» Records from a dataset
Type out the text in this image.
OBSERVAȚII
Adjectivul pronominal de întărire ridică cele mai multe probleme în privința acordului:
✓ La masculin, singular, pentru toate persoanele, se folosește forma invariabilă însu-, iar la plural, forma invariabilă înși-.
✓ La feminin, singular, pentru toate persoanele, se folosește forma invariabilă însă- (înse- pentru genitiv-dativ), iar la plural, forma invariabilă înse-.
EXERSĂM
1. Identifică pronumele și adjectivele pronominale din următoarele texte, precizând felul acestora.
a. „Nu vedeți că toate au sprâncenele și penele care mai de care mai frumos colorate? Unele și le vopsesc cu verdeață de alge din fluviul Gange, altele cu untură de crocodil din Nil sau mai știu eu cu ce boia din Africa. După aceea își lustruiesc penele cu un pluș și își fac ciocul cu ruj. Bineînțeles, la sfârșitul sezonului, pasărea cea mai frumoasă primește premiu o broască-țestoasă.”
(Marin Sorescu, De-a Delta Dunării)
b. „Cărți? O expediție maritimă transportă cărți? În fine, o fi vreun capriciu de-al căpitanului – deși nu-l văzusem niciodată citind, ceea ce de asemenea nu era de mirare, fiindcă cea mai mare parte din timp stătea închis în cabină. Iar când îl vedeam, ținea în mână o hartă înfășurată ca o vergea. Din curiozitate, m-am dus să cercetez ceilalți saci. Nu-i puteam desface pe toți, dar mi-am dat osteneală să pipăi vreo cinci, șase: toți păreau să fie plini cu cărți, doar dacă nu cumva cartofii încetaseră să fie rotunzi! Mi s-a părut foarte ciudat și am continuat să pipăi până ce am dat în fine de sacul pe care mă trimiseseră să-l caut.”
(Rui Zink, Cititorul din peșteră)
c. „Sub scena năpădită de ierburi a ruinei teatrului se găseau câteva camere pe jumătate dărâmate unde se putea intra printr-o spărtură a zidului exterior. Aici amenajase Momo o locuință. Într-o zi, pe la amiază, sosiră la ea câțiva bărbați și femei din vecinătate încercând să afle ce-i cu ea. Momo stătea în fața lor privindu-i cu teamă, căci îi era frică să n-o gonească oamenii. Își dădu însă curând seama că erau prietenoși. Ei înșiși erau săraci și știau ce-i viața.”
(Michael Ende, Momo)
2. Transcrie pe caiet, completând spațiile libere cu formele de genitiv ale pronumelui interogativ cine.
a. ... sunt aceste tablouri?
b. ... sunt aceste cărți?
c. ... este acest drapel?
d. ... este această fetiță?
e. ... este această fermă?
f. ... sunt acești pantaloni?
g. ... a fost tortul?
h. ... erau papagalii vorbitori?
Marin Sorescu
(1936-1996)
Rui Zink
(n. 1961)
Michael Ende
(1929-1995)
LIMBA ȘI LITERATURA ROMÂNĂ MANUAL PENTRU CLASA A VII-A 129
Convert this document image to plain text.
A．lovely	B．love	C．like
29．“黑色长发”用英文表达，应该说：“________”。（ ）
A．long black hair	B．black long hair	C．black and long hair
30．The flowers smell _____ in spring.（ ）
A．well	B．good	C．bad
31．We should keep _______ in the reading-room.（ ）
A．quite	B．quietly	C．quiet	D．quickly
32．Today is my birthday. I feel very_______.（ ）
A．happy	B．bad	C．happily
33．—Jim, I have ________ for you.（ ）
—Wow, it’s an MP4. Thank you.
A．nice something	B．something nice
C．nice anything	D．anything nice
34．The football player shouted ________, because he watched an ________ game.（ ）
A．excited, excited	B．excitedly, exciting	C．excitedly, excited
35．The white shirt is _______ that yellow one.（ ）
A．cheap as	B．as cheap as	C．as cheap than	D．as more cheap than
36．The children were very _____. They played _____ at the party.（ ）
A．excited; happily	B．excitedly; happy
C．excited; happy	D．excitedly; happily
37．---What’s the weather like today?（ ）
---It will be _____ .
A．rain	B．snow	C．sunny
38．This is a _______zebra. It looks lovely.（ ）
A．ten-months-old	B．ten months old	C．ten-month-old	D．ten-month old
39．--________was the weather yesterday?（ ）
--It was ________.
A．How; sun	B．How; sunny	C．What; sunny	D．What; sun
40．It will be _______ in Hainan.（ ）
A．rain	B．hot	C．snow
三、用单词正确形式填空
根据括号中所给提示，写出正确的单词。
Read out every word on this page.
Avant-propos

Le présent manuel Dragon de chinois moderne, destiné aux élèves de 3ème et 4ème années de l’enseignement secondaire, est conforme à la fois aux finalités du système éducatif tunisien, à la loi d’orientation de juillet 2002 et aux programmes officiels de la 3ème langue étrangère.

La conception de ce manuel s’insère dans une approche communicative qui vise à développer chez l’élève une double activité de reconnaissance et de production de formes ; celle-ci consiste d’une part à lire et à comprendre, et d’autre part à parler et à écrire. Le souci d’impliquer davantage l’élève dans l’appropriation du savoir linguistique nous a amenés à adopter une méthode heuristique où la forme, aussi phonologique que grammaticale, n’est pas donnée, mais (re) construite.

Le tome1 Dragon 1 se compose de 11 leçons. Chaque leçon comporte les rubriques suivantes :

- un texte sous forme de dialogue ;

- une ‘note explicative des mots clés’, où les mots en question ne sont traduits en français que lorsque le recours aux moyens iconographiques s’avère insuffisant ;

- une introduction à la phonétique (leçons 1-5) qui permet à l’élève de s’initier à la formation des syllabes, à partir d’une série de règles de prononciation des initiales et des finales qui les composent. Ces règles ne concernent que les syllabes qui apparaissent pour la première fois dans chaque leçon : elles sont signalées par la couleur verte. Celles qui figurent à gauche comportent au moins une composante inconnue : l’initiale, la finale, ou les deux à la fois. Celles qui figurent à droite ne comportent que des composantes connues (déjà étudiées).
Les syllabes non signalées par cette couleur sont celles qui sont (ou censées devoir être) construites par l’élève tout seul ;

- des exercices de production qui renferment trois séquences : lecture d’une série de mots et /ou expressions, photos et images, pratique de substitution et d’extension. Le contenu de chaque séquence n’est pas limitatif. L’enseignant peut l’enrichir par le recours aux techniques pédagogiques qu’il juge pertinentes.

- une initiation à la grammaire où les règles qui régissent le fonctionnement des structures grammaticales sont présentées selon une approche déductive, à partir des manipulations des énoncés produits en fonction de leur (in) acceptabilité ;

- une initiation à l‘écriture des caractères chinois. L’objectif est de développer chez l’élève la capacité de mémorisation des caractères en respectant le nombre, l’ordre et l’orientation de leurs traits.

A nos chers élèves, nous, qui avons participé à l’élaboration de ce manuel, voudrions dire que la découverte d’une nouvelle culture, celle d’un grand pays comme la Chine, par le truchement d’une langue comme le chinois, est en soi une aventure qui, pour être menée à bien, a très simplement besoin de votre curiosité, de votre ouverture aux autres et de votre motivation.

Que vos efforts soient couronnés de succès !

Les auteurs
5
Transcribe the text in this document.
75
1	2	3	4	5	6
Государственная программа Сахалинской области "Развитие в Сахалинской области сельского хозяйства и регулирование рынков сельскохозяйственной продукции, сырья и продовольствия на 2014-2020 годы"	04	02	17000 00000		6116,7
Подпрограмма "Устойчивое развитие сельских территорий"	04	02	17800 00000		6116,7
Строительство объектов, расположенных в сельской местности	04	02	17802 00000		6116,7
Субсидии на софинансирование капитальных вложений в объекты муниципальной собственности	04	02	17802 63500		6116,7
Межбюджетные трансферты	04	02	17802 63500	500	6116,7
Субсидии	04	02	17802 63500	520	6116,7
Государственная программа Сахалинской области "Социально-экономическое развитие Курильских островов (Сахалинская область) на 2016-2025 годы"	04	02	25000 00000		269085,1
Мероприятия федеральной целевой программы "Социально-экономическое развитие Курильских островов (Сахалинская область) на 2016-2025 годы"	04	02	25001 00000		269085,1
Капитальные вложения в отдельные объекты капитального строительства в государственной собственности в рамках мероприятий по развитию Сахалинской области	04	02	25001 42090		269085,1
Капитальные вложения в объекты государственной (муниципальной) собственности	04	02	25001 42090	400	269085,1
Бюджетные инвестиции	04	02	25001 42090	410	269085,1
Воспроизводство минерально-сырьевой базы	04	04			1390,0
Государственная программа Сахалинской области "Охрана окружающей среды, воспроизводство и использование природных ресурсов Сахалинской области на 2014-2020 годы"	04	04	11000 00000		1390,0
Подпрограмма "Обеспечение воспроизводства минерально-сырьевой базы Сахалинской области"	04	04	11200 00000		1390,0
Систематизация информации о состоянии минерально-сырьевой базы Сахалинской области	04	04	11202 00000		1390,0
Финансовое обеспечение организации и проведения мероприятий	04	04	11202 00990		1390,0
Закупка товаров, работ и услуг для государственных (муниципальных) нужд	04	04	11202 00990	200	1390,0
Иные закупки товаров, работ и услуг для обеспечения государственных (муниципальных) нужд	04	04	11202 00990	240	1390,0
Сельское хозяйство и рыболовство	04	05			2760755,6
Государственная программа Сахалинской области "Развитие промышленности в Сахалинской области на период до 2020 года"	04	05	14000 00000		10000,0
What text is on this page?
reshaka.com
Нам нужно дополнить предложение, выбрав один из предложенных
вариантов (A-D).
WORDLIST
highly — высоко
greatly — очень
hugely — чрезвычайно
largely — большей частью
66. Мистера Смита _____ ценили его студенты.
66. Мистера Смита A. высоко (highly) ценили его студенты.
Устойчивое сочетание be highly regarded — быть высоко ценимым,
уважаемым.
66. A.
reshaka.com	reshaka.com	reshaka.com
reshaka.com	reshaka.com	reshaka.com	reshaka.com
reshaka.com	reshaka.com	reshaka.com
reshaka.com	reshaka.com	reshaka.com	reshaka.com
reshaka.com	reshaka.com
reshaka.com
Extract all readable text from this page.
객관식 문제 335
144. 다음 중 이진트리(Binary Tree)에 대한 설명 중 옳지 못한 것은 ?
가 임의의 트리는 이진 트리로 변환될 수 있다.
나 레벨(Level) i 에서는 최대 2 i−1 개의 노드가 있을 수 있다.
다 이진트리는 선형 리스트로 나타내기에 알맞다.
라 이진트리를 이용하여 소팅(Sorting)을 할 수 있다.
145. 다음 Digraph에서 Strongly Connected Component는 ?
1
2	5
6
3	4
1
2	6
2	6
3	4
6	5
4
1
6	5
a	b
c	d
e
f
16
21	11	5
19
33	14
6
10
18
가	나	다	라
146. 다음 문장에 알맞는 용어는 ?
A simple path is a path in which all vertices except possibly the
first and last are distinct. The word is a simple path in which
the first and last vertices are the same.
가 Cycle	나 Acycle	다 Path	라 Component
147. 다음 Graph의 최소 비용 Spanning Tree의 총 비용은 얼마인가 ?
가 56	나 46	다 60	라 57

» GIVEN PROBLEM
Copy each line of the preceding data that contains the string "Смита".

» RESULT
66. Мистера Смита _____ ценили его студенты.
66. Мистера Смита A. высоко (highly) ценили его студенты.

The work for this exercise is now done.